The task
The records that follow need to be output exactly as they are.

──────── Raw data ────────

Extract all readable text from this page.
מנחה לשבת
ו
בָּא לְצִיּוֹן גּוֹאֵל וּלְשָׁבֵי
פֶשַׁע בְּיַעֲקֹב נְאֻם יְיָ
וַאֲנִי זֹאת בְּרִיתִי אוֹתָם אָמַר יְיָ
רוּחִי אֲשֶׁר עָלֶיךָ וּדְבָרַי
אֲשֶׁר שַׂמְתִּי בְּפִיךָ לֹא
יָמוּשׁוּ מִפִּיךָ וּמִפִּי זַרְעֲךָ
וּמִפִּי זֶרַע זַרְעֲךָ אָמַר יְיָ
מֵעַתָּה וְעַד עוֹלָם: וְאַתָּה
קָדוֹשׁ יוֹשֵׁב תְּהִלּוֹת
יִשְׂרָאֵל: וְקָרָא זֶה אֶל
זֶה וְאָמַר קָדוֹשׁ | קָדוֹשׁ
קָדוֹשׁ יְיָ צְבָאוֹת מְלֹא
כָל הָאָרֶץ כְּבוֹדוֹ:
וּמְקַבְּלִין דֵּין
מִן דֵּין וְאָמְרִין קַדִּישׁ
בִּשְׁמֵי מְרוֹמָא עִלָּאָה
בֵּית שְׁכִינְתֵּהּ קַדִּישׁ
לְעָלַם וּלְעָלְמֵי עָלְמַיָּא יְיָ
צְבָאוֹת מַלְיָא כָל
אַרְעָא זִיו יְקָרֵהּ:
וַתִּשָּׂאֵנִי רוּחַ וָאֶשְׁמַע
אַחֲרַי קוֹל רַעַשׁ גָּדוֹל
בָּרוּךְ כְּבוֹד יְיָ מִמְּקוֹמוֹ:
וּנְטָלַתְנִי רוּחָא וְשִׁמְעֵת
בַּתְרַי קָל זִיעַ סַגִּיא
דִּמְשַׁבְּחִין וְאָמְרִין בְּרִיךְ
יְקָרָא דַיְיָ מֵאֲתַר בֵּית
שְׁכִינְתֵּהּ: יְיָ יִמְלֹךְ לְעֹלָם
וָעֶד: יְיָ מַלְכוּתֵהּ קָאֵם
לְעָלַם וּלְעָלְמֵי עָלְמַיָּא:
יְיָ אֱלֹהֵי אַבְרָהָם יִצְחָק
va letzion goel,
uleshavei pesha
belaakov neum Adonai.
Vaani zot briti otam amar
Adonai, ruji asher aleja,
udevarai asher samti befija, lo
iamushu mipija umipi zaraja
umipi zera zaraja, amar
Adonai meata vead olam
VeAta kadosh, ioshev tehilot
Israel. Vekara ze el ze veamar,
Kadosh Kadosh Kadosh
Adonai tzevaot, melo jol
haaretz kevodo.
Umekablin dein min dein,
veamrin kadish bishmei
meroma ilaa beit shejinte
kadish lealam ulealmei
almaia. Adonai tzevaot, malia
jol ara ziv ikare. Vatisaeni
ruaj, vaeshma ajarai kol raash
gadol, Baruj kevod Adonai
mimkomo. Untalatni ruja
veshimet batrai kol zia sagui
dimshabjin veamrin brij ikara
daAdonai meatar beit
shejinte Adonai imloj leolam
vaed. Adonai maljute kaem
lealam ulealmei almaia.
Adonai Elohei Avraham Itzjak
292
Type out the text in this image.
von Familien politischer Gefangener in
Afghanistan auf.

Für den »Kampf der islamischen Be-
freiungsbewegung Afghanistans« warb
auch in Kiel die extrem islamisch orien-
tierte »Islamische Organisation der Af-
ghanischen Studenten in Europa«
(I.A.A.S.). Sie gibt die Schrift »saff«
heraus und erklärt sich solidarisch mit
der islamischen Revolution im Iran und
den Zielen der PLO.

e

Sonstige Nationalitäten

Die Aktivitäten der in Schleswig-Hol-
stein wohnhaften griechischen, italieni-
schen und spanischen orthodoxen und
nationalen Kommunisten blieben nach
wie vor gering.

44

────────

Response
Extract all readable text from this page.
מנחה לשבת
ו
בָּא לְצִיּוֹן גּוֹאֵל וּלְשָׁבֵי
פֶשַׁע בְּיַעֲקֹב נְאֻם יְיָ
וַאֲנִי זֹאת בְּרִיתִי אוֹתָם אָמַר יְיָ
רוּחִי אֲשֶׁר עָלֶיךָ וּדְבָרַי
אֲשֶׁר שַׂמְתִּי בְּפִיךָ לֹא
יָמוּשׁוּ מִפִּיךָ וּמִפִּי זַרְעֲךָ
וּמִפִּי זֶרַע זַרְעֲךָ אָמַר יְיָ
מֵעַתָּה וְעַד עוֹלָם: וְאַתָּה
קָדוֹשׁ יוֹשֵׁב תְּהִלּוֹת
יִשְׂרָאֵל: וְקָרָא זֶה אֶל
זֶה וְאָמַר קָדוֹשׁ | קָדוֹשׁ
קָדוֹשׁ יְיָ צְבָאוֹת מְלֹא
כָל הָאָרֶץ כְּבוֹדוֹ:
וּמְקַבְּלִין דֵּין
מִן דֵּין וְאָמְרִין קַדִּישׁ
בִּשְׁמֵי מְרוֹמָא עִלָּאָה
בֵּית שְׁכִינְתֵּהּ קַדִּישׁ
לְעָלַם וּלְעָלְמֵי עָלְמַיָּא יְיָ
צְבָאוֹת מַלְיָא כָל
אַרְעָא זִיו יְקָרֵהּ:
וַתִּשָּׂאֵנִי רוּחַ וָאֶשְׁמַע
אַחֲרַי קוֹל רַעַשׁ גָּדוֹל
בָּרוּךְ כְּבוֹד יְיָ מִמְּקוֹמוֹ:
וּנְטָלַתְנִי רוּחָא וְשִׁמְעֵת
בַּתְרַי קָל זִיעַ סַגִּיא
דִּמְשַׁבְּחִין וְאָמְרִין בְּרִיךְ
יְקָרָא דַיְיָ מֵאֲתַר בֵּית
שְׁכִינְתֵּהּ: יְיָ יִמְלֹךְ לְעֹלָם
וָעֶד: יְיָ מַלְכוּתֵהּ קָאֵם
לְעָלַם וּלְעָלְמֵי עָלְמַיָּא:
יְיָ אֱלֹהֵי אַבְרָהָם יִצְחָק
va letzion goel,
uleshavei pesha
belaakov neum Adonai.
Vaani zot briti otam amar
Adonai, ruji asher aleja,
udevarai asher samti befija, lo
iamushu mipija umipi zaraja
umipi zera zaraja, amar
Adonai meata vead olam
VeAta kadosh, ioshev tehilot
Israel. Vekara ze el ze veamar,
Kadosh Kadosh Kadosh
Adonai tzevaot, melo jol
haaretz kevodo.
Umekablin dein min dein,
veamrin kadish bishmei
meroma ilaa beit shejinte
kadish lealam ulealmei
almaia. Adonai tzevaot, malia
jol ara ziv ikare. Vatisaeni
ruaj, vaeshma ajarai kol raash
gadol, Baruj kevod Adonai
mimkomo. Untalatni ruja
veshimet batrai kol zia sagui
dimshabjin veamrin brij ikara
daAdonai meatar beit
shejinte Adonai imloj leolam
vaed. Adonai maljute kaem
lealam ulealmei almaia.
Adonai Elohei Avraham Itzjak
292
Type out the text in this image.
von Familien politischer Gefangener in
Afghanistan auf.

Für den »Kampf der islamischen Be-
freiungsbewegung Afghanistans« warb
auch in Kiel die extrem islamisch orien-
tierte »Islamische Organisation der Af-
ghanischen Studenten in Europa«
(I.A.A.S.). Sie gibt die Schrift »saff«
heraus und erklärt sich solidarisch mit
der islamischen Revolution im Iran und
den Zielen der PLO.

e

Sonstige Nationalitäten

Die Aktivitäten der in Schleswig-Hol-
stein wohnhaften griechischen, italieni-
schen und spanischen orthodoxen und
nationalen Kommunisten blieben nach
wie vor gering.

44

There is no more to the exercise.